» Task statement
Gather the lines below that include the string "Conferma", copying each in full.

» Source data
* start *

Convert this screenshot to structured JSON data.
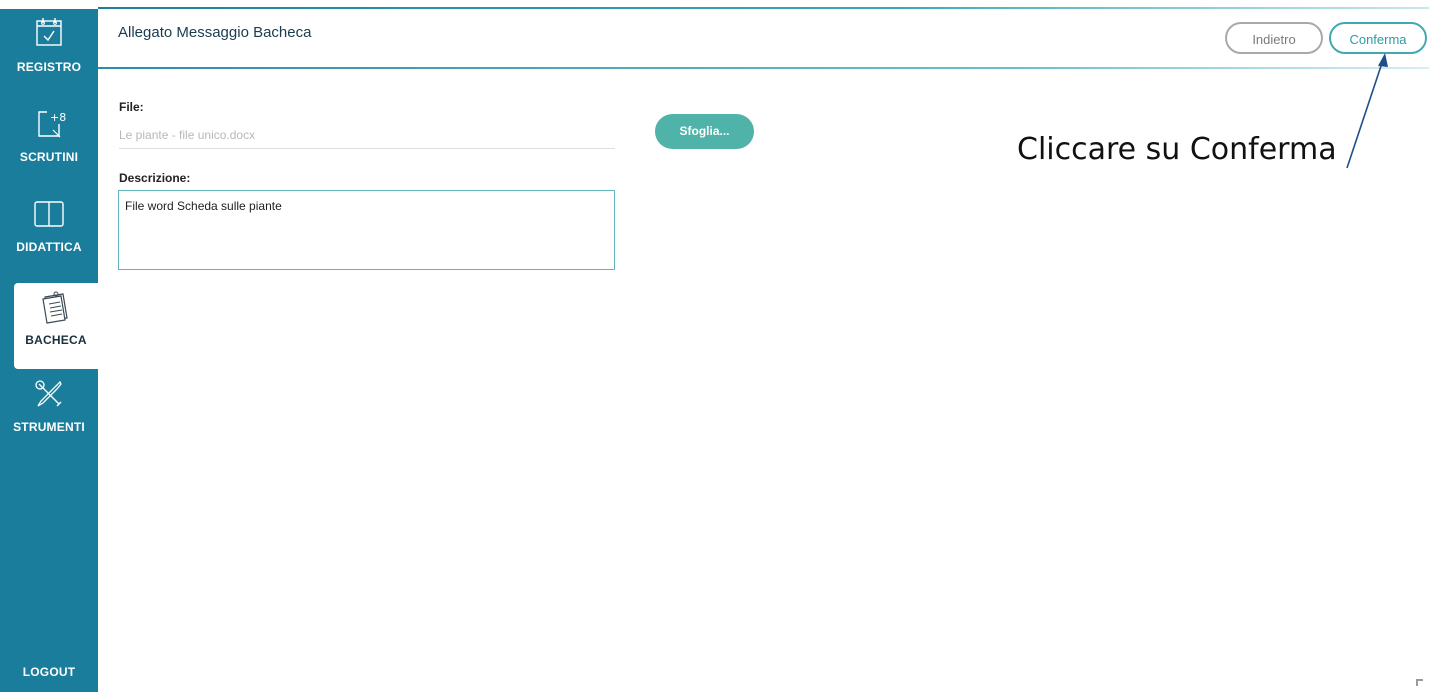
{
  "sidebar": {
    "items": [
      {
        "label": "REGISTRO",
        "icon": "calendar-check-icon"
      },
      {
        "label": "SCRUTINI",
        "icon": "grade-plus-icon"
      },
      {
        "label": "DIDATTICA",
        "icon": "open-book-icon"
      },
      {
        "label": "BACHECA",
        "icon": "notice-board-icon",
        "active": true
      },
      {
        "label": "STRUMENTI",
        "icon": "tools-icon"
      }
    ],
    "logout_label": "LOGOUT"
  },
  "header": {
    "title": "Allegato Messaggio Bacheca",
    "back_label": "Indietro",
    "confirm_label": "Conferma"
  },
  "form": {
    "file_label": "File:",
    "file_value": "Le piante - file unico.docx",
    "browse_label": "Sfoglia...",
    "description_label": "Descrizione:",
    "description_value": "File word Scheda sulle piante"
  },
  "annotation": {
    "text": "Cliccare su Conferma"
  },
  "colors": {
    "sidebar": "#1a7d9b",
    "accent": "#41aab1",
    "browse_button": "#4fb3a9",
    "arrow": "#1f4e8c"
  }
}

* end *

» Result for this task
    "confirm_label": "Conferma"
    "text": "Cliccare su Conferma"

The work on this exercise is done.